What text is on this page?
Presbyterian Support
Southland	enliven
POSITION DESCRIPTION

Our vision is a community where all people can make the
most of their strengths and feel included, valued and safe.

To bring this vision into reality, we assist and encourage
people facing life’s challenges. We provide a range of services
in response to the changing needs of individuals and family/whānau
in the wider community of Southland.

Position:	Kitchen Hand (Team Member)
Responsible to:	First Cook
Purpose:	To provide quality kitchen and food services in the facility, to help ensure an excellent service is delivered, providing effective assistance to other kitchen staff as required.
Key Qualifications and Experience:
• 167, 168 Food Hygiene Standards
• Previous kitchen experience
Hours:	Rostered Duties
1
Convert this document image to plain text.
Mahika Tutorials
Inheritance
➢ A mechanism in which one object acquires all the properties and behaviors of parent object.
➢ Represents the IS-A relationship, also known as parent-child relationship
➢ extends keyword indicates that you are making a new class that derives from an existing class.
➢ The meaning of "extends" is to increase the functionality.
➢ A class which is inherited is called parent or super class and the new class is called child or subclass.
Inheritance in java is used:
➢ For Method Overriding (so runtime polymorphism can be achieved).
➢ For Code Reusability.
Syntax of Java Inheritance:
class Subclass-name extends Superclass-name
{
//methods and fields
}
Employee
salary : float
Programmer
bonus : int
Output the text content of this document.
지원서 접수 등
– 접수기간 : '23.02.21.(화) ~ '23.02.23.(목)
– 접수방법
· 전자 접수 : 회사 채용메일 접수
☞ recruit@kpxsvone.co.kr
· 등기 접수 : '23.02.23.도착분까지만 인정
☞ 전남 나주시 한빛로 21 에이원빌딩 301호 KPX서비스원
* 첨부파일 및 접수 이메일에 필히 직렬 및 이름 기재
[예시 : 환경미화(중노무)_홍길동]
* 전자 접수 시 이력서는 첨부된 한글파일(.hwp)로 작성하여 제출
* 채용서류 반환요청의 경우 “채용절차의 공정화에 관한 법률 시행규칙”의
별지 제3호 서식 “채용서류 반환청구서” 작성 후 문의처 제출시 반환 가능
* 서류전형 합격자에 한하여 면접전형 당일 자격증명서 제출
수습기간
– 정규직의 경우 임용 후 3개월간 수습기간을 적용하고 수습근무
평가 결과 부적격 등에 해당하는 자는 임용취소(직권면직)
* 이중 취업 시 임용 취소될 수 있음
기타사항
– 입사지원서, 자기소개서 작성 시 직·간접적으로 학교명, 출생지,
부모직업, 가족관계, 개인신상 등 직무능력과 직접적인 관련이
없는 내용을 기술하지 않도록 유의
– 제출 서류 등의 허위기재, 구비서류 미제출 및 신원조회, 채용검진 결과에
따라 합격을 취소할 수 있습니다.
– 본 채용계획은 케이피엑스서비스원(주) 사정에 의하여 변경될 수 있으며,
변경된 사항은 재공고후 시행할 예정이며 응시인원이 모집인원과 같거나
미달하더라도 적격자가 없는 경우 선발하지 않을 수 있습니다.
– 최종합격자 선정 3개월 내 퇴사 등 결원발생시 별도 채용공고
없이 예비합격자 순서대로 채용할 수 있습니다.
::::
◆ PROBLEM TO WORK ON ◆
Each entry must be reproduced verbatim.

◆ COMPLETED TASK ◆
What text is on this page?
Presbyterian Support
Southland	enliven
POSITION DESCRIPTION

Our vision is a community where all people can make the
most of their strengths and feel included, valued and safe.

To bring this vision into reality, we assist and encourage
people facing life’s challenges. We provide a range of services
in response to the changing needs of individuals and family/whānau
in the wider community of Southland.

Position:	Kitchen Hand (Team Member)
Responsible to:	First Cook
Purpose:	To provide quality kitchen and food services in the facility, to help ensure an excellent service is delivered, providing effective assistance to other kitchen staff as required.
Key Qualifications and Experience:
• 167, 168 Food Hygiene Standards
• Previous kitchen experience
Hours:	Rostered Duties
1
Convert this document image to plain text.
Mahika Tutorials
Inheritance
➢ A mechanism in which one object acquires all the properties and behaviors of parent object.
➢ Represents the IS-A relationship, also known as parent-child relationship
➢ extends keyword indicates that you are making a new class that derives from an existing class.
➢ The meaning of "extends" is to increase the functionality.
➢ A class which is inherited is called parent or super class and the new class is called child or subclass.
Inheritance in java is used:
➢ For Method Overriding (so runtime polymorphism can be achieved).
➢ For Code Reusability.
Syntax of Java Inheritance:
class Subclass-name extends Superclass-name
{
//methods and fields
}
Employee
salary : float
Programmer
bonus : int
Output the text content of this document.
지원서 접수 등
– 접수기간 : '23.02.21.(화) ~ '23.02.23.(목)
– 접수방법
· 전자 접수 : 회사 채용메일 접수
☞ recruit@kpxsvone.co.kr
· 등기 접수 : '23.02.23.도착분까지만 인정
☞ 전남 나주시 한빛로 21 에이원빌딩 301호 KPX서비스원
* 첨부파일 및 접수 이메일에 필히 직렬 및 이름 기재
[예시 : 환경미화(중노무)_홍길동]
* 전자 접수 시 이력서는 첨부된 한글파일(.hwp)로 작성하여 제출
* 채용서류 반환요청의 경우 “채용절차의 공정화에 관한 법률 시행규칙”의
별지 제3호 서식 “채용서류 반환청구서” 작성 후 문의처 제출시 반환 가능
* 서류전형 합격자에 한하여 면접전형 당일 자격증명서 제출
수습기간
– 정규직의 경우 임용 후 3개월간 수습기간을 적용하고 수습근무
평가 결과 부적격 등에 해당하는 자는 임용취소(직권면직)
* 이중 취업 시 임용 취소될 수 있음
기타사항
– 입사지원서, 자기소개서 작성 시 직·간접적으로 학교명, 출생지,
부모직업, 가족관계, 개인신상 등 직무능력과 직접적인 관련이
없는 내용을 기술하지 않도록 유의
– 제출 서류 등의 허위기재, 구비서류 미제출 및 신원조회, 채용검진 결과에
따라 합격을 취소할 수 있습니다.
– 본 채용계획은 케이피엑스서비스원(주) 사정에 의하여 변경될 수 있으며,
변경된 사항은 재공고후 시행할 예정이며 응시인원이 모집인원과 같거나
미달하더라도 적격자가 없는 경우 선발하지 않을 수 있습니다.
– 최종합격자 선정 3개월 내 퇴사 등 결원발생시 별도 채용공고
없이 예비합격자 순서대로 채용할 수 있습니다.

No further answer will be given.